RECORDS SUPPLIED
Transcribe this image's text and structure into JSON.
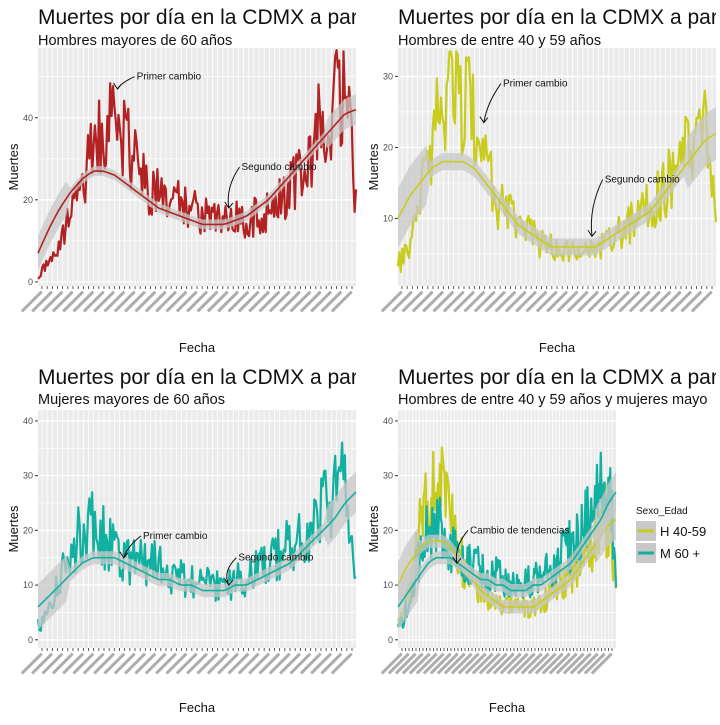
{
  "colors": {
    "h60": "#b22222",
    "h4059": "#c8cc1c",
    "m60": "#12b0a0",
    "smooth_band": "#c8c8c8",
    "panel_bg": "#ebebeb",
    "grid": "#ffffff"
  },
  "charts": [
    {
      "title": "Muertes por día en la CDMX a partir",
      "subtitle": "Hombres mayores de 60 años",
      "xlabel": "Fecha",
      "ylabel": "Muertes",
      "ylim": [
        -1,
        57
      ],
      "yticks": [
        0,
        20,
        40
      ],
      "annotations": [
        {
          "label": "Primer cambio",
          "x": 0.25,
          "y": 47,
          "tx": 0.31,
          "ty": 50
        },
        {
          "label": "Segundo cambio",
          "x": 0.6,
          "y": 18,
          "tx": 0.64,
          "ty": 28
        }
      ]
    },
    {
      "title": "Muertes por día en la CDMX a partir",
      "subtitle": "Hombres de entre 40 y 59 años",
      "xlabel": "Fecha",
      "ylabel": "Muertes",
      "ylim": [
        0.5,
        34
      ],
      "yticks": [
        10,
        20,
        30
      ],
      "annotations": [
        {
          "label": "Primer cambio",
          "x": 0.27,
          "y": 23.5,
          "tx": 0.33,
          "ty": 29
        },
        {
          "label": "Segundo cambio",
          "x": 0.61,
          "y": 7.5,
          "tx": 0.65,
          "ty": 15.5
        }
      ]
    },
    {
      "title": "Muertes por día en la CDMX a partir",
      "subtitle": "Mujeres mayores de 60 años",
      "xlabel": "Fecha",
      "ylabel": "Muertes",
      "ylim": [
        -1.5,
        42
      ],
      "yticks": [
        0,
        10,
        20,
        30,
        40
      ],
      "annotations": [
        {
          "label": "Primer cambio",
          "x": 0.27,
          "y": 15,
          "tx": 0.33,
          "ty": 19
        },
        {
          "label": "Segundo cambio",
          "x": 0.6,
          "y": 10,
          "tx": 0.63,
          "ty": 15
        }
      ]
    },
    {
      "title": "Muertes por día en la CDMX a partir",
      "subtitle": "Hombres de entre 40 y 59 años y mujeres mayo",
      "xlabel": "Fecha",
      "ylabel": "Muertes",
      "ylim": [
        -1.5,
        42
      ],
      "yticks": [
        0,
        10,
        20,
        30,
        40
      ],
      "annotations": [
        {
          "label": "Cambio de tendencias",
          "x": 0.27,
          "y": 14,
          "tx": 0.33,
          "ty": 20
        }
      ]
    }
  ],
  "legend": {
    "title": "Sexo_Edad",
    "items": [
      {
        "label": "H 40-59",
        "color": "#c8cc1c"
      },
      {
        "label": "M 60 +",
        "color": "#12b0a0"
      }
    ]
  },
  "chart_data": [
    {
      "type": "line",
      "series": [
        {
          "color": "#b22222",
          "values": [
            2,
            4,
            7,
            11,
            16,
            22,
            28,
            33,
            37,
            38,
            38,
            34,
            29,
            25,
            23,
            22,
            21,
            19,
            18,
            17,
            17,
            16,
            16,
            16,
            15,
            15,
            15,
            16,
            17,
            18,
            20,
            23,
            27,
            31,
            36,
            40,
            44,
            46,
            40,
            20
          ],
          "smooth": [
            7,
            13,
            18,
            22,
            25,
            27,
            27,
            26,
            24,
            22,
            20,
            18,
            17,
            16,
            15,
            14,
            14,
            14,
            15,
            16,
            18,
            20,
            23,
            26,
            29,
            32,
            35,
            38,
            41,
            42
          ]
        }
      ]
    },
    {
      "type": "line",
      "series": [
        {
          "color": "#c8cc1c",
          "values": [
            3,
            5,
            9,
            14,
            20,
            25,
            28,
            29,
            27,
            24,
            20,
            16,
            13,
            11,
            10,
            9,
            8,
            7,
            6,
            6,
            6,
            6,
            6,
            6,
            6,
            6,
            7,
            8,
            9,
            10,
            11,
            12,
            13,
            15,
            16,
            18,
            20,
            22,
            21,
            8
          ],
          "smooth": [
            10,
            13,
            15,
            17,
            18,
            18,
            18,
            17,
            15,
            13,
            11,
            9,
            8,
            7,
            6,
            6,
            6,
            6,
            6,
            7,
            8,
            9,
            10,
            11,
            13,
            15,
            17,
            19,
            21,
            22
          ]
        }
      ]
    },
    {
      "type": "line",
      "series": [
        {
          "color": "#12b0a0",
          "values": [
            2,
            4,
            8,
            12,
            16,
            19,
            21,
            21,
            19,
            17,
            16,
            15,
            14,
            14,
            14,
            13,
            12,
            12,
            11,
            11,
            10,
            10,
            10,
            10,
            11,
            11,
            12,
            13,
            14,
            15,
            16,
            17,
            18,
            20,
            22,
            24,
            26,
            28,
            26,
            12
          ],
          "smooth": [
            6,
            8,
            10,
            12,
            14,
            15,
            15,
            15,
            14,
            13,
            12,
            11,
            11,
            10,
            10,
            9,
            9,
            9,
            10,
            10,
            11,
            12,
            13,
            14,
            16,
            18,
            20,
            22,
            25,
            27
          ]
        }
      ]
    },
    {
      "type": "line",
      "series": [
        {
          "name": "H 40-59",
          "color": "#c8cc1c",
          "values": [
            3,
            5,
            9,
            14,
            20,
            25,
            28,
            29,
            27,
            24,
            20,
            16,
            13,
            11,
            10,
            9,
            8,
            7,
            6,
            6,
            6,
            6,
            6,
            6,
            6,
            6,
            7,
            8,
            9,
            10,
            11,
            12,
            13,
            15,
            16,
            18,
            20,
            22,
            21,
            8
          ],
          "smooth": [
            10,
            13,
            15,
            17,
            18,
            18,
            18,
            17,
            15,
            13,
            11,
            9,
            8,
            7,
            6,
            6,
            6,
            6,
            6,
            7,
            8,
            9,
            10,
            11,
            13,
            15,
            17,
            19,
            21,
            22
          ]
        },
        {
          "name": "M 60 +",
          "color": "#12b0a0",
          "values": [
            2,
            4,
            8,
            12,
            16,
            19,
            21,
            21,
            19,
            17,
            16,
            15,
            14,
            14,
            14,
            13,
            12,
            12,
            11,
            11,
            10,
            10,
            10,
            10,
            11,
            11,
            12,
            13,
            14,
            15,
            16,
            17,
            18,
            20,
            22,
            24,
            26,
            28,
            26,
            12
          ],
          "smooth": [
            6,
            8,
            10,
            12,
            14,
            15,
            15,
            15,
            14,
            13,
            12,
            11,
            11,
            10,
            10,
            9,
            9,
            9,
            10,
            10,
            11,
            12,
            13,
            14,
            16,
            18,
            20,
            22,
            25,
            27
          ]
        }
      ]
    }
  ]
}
---
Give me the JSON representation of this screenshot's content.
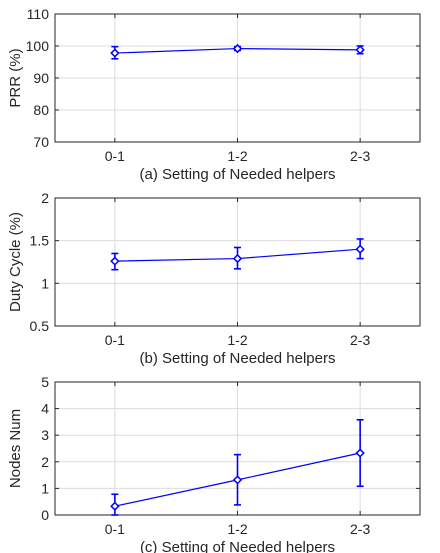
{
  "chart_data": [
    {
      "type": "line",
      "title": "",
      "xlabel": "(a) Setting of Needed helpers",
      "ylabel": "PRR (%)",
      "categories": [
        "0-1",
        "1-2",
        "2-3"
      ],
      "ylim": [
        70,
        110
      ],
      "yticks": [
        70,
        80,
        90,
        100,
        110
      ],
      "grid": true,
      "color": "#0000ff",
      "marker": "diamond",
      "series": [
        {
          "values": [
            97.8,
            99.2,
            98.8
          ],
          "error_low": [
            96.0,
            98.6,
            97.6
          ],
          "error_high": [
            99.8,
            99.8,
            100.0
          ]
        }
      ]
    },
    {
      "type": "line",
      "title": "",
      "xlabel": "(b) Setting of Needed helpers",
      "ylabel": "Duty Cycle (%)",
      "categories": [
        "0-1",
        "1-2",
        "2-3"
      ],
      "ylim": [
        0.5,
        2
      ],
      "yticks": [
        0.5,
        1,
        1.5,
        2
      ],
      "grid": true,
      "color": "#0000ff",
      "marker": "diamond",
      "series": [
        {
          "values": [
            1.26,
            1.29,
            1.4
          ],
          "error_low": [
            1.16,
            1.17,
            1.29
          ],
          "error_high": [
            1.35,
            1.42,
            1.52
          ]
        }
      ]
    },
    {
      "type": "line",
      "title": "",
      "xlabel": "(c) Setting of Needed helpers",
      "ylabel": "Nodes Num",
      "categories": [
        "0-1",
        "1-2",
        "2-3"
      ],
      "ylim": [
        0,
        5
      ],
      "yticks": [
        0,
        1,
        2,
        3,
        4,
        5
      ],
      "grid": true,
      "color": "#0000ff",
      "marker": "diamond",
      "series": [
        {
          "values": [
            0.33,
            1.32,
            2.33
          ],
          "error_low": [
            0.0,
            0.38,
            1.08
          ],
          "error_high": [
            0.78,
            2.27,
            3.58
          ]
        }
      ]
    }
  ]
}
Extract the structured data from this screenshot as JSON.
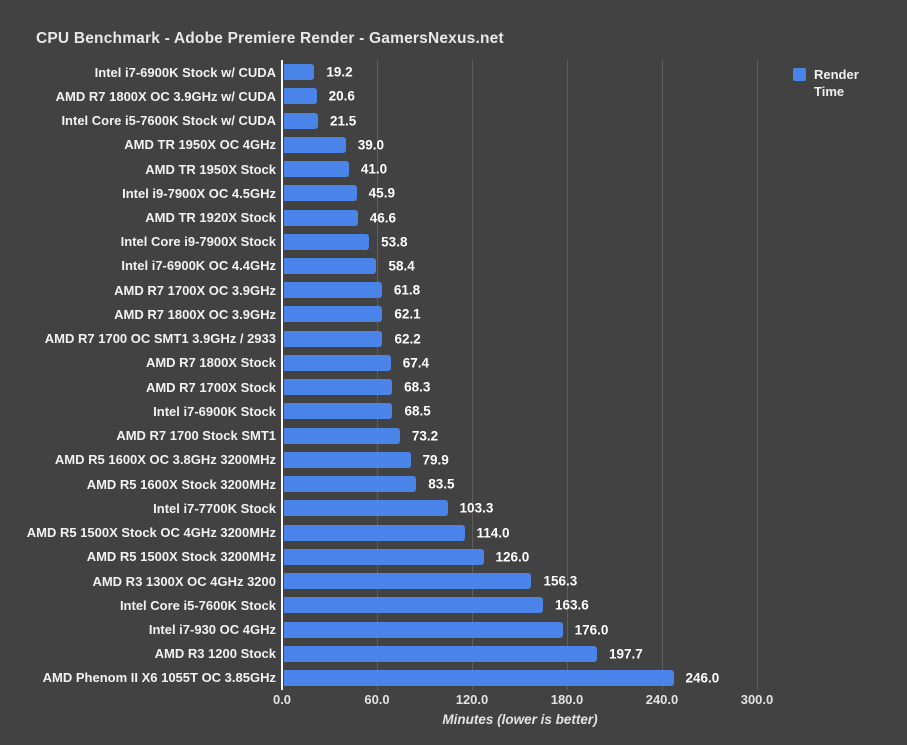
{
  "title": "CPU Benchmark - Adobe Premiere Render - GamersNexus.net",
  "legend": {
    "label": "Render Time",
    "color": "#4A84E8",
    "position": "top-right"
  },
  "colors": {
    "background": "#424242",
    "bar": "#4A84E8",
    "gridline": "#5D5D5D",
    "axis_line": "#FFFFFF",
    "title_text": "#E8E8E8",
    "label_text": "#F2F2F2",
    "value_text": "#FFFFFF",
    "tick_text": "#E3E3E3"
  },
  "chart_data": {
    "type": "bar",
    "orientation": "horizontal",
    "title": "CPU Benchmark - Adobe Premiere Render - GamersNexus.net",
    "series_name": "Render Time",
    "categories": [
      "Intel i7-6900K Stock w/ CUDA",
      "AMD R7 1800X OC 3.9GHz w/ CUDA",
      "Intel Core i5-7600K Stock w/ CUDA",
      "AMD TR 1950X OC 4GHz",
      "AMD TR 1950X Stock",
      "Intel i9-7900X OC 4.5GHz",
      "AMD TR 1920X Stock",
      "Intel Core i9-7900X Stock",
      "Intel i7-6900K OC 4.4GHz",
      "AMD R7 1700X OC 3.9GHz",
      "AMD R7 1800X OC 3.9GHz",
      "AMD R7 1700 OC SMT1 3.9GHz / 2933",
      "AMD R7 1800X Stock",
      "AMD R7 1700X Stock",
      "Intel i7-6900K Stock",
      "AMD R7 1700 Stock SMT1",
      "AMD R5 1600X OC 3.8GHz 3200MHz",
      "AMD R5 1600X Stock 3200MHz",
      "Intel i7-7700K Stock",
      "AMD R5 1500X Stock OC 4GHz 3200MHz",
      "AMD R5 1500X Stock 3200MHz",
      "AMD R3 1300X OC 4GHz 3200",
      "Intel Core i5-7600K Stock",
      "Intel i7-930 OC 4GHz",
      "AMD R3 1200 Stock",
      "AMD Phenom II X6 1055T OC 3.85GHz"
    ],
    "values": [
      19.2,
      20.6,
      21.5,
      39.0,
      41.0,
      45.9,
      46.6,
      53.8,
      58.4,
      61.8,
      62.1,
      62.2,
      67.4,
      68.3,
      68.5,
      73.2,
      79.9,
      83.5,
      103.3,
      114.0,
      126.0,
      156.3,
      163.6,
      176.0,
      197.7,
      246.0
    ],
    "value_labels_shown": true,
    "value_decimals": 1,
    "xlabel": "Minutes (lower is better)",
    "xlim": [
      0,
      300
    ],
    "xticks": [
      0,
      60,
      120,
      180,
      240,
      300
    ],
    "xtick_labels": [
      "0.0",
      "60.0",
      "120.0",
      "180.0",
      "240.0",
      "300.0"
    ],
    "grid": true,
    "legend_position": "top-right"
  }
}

TASK PROMPT
Look through the data and show every line containing "Setting".

SOLVED PROBLEM
      "xlabel": "(a) Setting of Needed helpers",
      "xlabel": "(b) Setting of Needed helpers",
      "xlabel": "(c) Setting of Needed helpers",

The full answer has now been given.